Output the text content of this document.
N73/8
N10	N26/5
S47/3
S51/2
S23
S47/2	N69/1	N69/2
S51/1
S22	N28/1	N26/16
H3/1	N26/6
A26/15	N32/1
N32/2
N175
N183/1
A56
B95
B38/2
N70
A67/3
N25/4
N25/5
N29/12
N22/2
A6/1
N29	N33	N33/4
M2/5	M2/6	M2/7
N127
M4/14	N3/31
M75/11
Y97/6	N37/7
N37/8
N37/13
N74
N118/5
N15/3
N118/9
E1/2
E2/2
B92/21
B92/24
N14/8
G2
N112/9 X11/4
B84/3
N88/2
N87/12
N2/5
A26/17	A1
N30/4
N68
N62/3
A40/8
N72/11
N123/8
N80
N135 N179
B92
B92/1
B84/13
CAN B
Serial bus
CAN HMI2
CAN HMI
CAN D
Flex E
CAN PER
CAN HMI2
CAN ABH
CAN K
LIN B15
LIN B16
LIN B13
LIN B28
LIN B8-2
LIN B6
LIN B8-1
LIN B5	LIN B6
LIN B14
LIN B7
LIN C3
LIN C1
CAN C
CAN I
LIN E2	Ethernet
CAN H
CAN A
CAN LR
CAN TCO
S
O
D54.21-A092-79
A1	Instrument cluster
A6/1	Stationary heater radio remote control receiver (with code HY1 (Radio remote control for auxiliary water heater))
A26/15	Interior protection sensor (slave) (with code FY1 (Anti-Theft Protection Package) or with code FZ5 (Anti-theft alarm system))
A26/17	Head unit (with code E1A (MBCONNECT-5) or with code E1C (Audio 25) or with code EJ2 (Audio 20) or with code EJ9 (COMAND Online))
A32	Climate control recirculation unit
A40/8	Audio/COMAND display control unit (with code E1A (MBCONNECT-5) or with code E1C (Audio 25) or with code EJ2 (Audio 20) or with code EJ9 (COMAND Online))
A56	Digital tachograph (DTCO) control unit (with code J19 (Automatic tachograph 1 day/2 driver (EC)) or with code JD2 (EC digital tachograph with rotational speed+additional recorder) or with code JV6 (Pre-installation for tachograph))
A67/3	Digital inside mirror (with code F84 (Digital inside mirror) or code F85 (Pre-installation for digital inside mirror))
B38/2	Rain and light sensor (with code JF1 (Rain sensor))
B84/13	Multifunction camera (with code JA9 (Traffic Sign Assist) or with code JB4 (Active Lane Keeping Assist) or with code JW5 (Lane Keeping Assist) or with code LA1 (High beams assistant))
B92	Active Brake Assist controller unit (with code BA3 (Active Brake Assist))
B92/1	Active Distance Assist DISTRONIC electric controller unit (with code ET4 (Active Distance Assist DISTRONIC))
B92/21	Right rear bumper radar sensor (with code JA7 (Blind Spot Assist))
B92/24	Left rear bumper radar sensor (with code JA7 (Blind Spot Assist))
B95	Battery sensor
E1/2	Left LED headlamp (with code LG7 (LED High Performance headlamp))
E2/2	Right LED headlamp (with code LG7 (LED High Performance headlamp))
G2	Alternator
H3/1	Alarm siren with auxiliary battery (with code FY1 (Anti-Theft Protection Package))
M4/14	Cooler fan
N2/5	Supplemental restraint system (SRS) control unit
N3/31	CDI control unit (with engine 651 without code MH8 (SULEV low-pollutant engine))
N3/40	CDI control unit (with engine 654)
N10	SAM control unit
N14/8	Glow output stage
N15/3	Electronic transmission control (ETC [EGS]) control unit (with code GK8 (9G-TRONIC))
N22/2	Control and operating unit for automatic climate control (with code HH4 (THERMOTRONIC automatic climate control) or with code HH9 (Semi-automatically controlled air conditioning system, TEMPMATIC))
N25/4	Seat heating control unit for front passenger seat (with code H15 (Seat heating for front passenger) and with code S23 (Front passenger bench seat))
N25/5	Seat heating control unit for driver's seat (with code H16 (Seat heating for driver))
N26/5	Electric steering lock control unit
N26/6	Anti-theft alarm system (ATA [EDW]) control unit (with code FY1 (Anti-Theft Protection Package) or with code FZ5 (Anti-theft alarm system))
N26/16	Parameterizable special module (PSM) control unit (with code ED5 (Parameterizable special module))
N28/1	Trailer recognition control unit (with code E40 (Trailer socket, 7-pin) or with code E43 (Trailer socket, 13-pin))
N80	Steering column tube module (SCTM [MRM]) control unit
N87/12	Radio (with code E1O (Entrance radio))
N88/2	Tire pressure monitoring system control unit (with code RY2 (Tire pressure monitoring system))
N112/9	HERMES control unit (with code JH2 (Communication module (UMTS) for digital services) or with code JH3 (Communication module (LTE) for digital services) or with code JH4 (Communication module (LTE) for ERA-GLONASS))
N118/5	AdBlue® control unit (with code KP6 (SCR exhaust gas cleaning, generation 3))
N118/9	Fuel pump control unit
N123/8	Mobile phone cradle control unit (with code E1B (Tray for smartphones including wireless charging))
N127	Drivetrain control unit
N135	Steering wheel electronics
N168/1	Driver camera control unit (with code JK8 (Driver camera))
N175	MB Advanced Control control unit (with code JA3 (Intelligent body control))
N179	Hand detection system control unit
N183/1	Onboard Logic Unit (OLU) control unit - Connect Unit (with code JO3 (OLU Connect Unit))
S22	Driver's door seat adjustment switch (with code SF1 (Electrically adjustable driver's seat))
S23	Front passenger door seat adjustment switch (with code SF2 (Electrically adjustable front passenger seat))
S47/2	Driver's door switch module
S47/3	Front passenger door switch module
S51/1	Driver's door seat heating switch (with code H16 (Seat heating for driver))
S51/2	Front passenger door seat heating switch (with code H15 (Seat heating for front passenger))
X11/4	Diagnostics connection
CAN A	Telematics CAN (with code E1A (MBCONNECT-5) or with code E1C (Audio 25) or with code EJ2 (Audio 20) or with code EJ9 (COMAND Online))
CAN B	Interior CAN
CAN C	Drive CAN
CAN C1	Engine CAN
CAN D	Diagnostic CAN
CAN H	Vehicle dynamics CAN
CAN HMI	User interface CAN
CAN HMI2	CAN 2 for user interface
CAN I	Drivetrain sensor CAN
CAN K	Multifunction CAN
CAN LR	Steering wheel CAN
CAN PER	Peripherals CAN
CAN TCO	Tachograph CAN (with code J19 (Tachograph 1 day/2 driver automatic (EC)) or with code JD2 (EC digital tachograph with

==========

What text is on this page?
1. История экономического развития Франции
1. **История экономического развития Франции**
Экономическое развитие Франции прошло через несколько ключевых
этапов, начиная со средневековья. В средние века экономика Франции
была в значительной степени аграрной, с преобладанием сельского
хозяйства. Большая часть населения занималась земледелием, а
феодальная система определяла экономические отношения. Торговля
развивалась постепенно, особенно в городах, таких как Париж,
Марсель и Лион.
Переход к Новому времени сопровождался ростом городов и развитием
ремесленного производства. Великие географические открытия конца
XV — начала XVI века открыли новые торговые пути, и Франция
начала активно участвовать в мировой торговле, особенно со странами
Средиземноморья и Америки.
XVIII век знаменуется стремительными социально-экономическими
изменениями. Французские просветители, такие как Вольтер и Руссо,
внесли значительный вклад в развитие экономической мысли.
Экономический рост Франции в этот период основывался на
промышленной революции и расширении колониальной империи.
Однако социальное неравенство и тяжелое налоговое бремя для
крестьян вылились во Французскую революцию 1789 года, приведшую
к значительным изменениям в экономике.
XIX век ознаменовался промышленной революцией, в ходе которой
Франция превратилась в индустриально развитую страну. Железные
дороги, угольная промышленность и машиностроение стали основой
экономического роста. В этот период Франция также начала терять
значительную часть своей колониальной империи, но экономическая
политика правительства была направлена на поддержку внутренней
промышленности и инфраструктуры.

==========

§ Work to do:
Gather all lines with the string "период" from the data.

§ Exercise output:
Экономический рост Франции в этот период основывался на
экономического роста. В этот период Франция также начала терять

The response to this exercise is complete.